The request: Every record below should be printed exactly as it appears.

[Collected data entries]
-=-=-

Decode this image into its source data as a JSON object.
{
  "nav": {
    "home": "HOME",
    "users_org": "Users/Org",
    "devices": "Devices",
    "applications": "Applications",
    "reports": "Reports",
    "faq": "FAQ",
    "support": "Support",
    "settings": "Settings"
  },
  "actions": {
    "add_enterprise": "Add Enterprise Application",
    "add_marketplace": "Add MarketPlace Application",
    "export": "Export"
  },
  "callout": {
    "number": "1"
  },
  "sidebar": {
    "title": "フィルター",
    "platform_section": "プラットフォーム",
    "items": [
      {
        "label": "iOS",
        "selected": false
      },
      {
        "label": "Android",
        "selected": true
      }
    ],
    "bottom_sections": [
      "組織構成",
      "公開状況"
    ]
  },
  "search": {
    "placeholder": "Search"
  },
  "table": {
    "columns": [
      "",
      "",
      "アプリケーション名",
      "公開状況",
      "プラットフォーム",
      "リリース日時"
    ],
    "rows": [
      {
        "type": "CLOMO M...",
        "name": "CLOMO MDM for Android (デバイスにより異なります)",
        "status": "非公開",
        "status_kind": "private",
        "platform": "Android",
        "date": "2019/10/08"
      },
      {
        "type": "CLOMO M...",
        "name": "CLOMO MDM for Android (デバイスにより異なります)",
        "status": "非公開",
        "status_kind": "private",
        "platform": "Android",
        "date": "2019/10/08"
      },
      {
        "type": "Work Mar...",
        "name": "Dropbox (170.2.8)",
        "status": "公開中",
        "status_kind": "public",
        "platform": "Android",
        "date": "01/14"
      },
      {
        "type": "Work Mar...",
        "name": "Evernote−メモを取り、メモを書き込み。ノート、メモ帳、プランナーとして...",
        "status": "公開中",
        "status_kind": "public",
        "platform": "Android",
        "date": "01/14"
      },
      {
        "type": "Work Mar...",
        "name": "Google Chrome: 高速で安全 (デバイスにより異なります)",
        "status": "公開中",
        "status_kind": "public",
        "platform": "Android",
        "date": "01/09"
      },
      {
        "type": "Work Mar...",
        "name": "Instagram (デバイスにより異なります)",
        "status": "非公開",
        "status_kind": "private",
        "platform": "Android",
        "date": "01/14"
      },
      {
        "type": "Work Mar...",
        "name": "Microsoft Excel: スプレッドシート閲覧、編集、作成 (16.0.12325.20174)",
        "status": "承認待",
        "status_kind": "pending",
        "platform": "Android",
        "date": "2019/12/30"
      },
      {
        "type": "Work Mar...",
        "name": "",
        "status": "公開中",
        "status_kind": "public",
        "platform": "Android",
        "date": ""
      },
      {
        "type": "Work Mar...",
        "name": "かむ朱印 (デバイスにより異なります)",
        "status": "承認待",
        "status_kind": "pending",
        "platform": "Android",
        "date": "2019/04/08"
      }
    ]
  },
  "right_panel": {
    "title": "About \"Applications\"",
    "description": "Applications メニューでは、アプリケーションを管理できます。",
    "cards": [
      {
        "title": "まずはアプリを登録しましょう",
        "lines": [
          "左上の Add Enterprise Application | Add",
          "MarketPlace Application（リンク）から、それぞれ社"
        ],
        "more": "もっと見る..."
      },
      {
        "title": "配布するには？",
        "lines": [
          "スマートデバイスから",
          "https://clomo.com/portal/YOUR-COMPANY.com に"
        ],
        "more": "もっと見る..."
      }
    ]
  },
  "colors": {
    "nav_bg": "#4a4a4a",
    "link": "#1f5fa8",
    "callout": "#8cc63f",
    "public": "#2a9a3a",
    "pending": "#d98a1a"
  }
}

-=-=-

Solution for this task:
Decode this image into its source data as a JSON object.
{
  "nav": {
    "home": "HOME",
    "users_org": "Users/Org",
    "devices": "Devices",
    "applications": "Applications",
    "reports": "Reports",
    "faq": "FAQ",
    "support": "Support",
    "settings": "Settings"
  },
  "actions": {
    "add_enterprise": "Add Enterprise Application",
    "add_marketplace": "Add MarketPlace Application",
    "export": "Export"
  },
  "callout": {
    "number": "1"
  },
  "sidebar": {
    "title": "フィルター",
    "platform_section": "プラットフォーム",
    "items": [
      {
        "label": "iOS",
        "selected": false
      },
      {
        "label": "Android",
        "selected": true
      }
    ],
    "bottom_sections": [
      "組織構成",
      "公開状況"
    ]
  },
  "search": {
    "placeholder": "Search"
  },
  "table": {
    "columns": [
      "",
      "",
      "アプリケーション名",
      "公開状況",
      "プラットフォーム",
      "リリース日時"
    ],
    "rows": [
      {
        "type": "CLOMO M...",
        "name": "CLOMO MDM for Android (デバイスにより異なります)",
        "status": "非公開",
        "status_kind": "private",
        "platform": "Android",
        "date": "2019/10/08"
      },
      {
        "type": "CLOMO M...",
        "name": "CLOMO MDM for Android (デバイスにより異なります)",
        "status": "非公開",
        "status_kind": "private",
        "platform": "Android",
        "date": "2019/10/08"
      },
      {
        "type": "Work Mar...",
        "name": "Dropbox (170.2.8)",
        "status": "公開中",
        "status_kind": "public",
        "platform": "Android",
        "date": "01/14"
      },
      {
        "type": "Work Mar...",
        "name": "Evernote−メモを取り、メモを書き込み。ノート、メモ帳、プランナーとして...",
        "status": "公開中",
        "status_kind": "public",
        "platform": "Android",
        "date": "01/14"
      },
      {
        "type": "Work Mar...",
        "name": "Google Chrome: 高速で安全 (デバイスにより異なります)",
        "status": "公開中",
        "status_kind": "public",
        "platform": "Android",
        "date": "01/09"
      },
      {
        "type": "Work Mar...",
        "name": "Instagram (デバイスにより異なります)",
        "status": "非公開",
        "status_kind": "private",
        "platform": "Android",
        "date": "01/14"
      },
      {
        "type": "Work Mar...",
        "name": "Microsoft Excel: スプレッドシート閲覧、編集、作成 (16.0.12325.20174)",
        "status": "承認待",
        "status_kind": "pending",
        "platform": "Android",
        "date": "2019/12/30"
      },
      {
        "type": "Work Mar...",
        "name": "",
        "status": "公開中",
        "status_kind": "public",
        "platform": "Android",
        "date": ""
      },
      {
        "type": "Work Mar...",
        "name": "かむ朱印 (デバイスにより異なります)",
        "status": "承認待",
        "status_kind": "pending",
        "platform": "Android",
        "date": "2019/04/08"
      }
    ]
  },
  "right_panel": {
    "title": "About \"Applications\"",
    "description": "Applications メニューでは、アプリケーションを管理できます。",
    "cards": [
      {
        "title": "まずはアプリを登録しましょう",
        "lines": [
          "左上の Add Enterprise Application | Add",
          "MarketPlace Application（リンク）から、それぞれ社"
        ],
        "more": "もっと見る..."
      },
      {
        "title": "配布するには？",
        "lines": [
          "スマートデバイスから",
          "https://clomo.com/portal/YOUR-COMPANY.com に"
        ],
        "more": "もっと見る..."
      }
    ]
  },
  "colors": {
    "nav_bg": "#4a4a4a",
    "link": "#1f5fa8",
    "callout": "#8cc63f",
    "public": "#2a9a3a",
    "pending": "#d98a1a"
  }
}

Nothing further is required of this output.